Document segment.
COUNCILS are developing affordable housing policies to try to stop teachers, nurses, police and child-care workers leaving expensive parts of the city reports Catharine Munro and Brian Robins in the SMH of October 22, 2007.

As federal leaders argue over the best way to make it cheaper to build a home in Sydney's new suburbs, local governments are looking at ways of keeping so-called "key workers" from moving out of established areas.

The City of Canada Bay Council says it is following in the tracks of North Sydney, Randwick, Willoughby and Waverley in approving a plan for a developer to give 15 of the 313 flats in North Strathfield back to the council. They would be rented out at a discounted rate.

"Councils are being encouraged to fill the gap left by other levels of government, particularly through its role in planning, development and construction," the council's policy says.

Waverley Council has run an affordable housing program to keep the elderly and disadvantaged in the district as the arrival of the likes of James Packer drives up real estate prices.

It now wants to entrench the programs in the rules of its local environment plan and extend it to apply to key workers.

"We believe that our program could be a good model for the state and other councils," said the Mayor, Ingrid Strewe.

A report on Canada Bay's plan, approved in August, says the inner-west housing market "is characterised as high growth, high need and high demand for social and affordable housing".

"Opportunity to purchase is very limited," it says.

The Mayor, Angelo Tsirekas, said it was difficult to find developers who were happy to strike such agreements.

Task instructions. Can you repeat, word for word, the stretch of the affordable-housing article from "As federal leaders" through "a discounted rate."? The lines after this have nothing to do with the affordable-housing article.

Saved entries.
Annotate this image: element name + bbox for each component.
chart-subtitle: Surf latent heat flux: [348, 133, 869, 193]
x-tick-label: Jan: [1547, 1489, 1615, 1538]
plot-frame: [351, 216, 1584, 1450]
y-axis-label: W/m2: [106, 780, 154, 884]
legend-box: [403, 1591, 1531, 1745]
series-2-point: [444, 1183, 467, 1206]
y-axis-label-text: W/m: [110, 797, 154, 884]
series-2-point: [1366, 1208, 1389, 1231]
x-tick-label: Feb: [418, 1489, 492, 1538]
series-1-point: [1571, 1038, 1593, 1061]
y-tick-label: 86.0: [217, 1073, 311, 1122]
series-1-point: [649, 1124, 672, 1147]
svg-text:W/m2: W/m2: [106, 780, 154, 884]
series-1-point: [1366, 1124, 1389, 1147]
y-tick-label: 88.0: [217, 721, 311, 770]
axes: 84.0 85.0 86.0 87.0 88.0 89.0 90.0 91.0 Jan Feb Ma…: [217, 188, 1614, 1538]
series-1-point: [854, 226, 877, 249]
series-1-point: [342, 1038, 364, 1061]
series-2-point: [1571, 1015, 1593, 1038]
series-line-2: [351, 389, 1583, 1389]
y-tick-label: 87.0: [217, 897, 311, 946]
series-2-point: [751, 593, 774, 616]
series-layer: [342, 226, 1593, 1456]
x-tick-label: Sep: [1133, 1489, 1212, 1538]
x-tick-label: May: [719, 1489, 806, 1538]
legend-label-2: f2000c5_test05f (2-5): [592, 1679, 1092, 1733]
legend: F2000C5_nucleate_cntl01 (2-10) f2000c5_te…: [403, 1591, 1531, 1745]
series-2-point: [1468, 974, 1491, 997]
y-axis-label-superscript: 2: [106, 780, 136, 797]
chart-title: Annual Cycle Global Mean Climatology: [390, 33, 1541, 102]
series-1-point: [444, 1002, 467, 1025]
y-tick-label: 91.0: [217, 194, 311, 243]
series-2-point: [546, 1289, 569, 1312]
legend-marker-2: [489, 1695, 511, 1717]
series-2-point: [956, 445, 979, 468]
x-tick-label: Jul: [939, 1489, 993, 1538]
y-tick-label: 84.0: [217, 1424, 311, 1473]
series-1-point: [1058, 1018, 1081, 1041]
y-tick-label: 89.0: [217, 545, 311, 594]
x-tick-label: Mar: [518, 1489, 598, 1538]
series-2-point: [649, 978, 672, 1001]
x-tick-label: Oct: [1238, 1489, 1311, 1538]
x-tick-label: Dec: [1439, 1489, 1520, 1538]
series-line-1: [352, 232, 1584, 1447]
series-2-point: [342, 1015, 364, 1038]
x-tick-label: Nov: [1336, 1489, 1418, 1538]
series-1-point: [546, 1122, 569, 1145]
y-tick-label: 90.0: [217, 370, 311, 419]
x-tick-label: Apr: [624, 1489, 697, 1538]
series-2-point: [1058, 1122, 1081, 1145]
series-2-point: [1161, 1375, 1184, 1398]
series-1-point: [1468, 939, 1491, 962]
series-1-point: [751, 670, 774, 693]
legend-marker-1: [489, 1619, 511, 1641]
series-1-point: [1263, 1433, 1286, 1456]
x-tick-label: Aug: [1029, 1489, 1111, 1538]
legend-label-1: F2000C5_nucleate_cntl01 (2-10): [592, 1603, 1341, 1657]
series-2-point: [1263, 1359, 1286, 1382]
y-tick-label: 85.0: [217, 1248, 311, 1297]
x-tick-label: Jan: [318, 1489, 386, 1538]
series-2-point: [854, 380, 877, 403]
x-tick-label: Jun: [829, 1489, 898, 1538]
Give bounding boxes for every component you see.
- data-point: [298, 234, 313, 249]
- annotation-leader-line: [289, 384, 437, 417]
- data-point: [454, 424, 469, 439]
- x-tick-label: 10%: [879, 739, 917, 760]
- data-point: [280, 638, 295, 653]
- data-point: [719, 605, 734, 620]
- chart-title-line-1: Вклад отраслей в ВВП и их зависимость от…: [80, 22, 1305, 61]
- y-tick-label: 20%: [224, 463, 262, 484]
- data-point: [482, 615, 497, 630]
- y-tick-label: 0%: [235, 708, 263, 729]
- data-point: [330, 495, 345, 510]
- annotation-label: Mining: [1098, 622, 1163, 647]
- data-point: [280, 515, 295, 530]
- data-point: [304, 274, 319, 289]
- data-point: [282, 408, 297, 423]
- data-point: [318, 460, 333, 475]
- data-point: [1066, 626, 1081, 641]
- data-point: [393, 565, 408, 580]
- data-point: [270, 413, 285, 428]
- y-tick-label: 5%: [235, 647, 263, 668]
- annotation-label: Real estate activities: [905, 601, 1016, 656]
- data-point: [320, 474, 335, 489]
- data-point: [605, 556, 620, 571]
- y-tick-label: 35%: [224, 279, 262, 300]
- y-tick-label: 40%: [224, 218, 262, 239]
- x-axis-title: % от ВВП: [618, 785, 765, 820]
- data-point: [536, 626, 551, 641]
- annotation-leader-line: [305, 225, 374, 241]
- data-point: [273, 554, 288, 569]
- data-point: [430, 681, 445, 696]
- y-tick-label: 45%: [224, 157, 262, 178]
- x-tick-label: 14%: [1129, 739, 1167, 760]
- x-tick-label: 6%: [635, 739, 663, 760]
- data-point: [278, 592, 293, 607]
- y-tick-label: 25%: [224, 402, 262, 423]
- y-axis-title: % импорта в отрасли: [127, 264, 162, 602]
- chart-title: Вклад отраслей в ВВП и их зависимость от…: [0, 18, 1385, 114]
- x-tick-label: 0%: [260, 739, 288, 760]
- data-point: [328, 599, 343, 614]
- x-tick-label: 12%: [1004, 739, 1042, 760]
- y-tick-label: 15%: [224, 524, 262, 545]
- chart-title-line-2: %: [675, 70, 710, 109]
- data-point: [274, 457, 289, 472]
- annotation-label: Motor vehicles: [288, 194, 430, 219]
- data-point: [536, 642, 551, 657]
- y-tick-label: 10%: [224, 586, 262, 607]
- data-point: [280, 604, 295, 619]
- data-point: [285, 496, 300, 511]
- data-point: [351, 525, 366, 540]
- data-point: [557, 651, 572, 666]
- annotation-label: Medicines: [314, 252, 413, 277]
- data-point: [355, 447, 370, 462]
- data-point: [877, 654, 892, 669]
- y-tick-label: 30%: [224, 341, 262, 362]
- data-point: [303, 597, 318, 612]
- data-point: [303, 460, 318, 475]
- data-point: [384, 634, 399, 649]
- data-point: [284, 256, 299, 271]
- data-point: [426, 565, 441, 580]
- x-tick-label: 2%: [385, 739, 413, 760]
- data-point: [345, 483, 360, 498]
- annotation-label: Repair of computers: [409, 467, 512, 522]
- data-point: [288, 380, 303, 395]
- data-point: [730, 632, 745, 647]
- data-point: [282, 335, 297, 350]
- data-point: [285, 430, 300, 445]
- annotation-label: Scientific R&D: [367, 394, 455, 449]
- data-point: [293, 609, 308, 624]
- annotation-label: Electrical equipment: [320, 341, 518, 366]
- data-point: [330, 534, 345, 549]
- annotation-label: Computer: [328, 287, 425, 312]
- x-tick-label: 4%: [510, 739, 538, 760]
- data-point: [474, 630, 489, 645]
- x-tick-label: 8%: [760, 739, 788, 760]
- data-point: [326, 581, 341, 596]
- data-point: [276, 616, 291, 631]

Expected output.
As federal leaders argue over the best way to make it cheaper to build a home in Sydney's new suburbs, local governments are looking at ways of keeping so-called "key workers" from moving out of established areas.

The City of Canada Bay Council says it is following in the tracks of North Sydney, Randwick, Willoughby and Waverley in approving a plan for a developer to give 15 of the 313 flats in North Strathfield back to the council. They would be rented out at a discounted rate.